(Structured figure records)
^^^^

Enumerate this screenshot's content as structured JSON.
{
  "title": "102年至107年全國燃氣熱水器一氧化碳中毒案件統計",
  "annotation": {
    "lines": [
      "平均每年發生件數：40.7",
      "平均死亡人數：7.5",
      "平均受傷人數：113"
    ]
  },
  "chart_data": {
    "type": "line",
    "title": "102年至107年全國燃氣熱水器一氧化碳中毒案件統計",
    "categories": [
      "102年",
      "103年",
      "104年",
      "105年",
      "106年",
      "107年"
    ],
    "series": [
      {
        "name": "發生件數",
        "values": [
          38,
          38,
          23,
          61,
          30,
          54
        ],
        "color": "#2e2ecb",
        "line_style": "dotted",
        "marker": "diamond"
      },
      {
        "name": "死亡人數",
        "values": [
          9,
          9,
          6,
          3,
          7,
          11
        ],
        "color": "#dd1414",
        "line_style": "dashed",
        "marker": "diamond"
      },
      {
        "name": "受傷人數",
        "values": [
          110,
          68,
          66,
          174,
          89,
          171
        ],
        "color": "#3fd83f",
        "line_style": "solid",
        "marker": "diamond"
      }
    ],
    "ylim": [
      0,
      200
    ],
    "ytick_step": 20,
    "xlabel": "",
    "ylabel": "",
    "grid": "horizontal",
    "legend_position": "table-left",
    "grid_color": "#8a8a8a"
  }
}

^^^^

Output all of the material, please, exactly as it stands.

Enumerate this screenshot's content as structured JSON.
{
  "title": "102年至107年全國燃氣熱水器一氧化碳中毒案件統計",
  "annotation": {
    "lines": [
      "平均每年發生件數：40.7",
      "平均死亡人數：7.5",
      "平均受傷人數：113"
    ]
  },
  "chart_data": {
    "type": "line",
    "title": "102年至107年全國燃氣熱水器一氧化碳中毒案件統計",
    "categories": [
      "102年",
      "103年",
      "104年",
      "105年",
      "106年",
      "107年"
    ],
    "series": [
      {
        "name": "發生件數",
        "values": [
          38,
          38,
          23,
          61,
          30,
          54
        ],
        "color": "#2e2ecb",
        "line_style": "dotted",
        "marker": "diamond"
      },
      {
        "name": "死亡人數",
        "values": [
          9,
          9,
          6,
          3,
          7,
          11
        ],
        "color": "#dd1414",
        "line_style": "dashed",
        "marker": "diamond"
      },
      {
        "name": "受傷人數",
        "values": [
          110,
          68,
          66,
          174,
          89,
          171
        ],
        "color": "#3fd83f",
        "line_style": "solid",
        "marker": "diamond"
      }
    ],
    "ylim": [
      0,
      200
    ],
    "ytick_step": 20,
    "xlabel": "",
    "ylabel": "",
    "grid": "horizontal",
    "legend_position": "table-left",
    "grid_color": "#8a8a8a"
  }
}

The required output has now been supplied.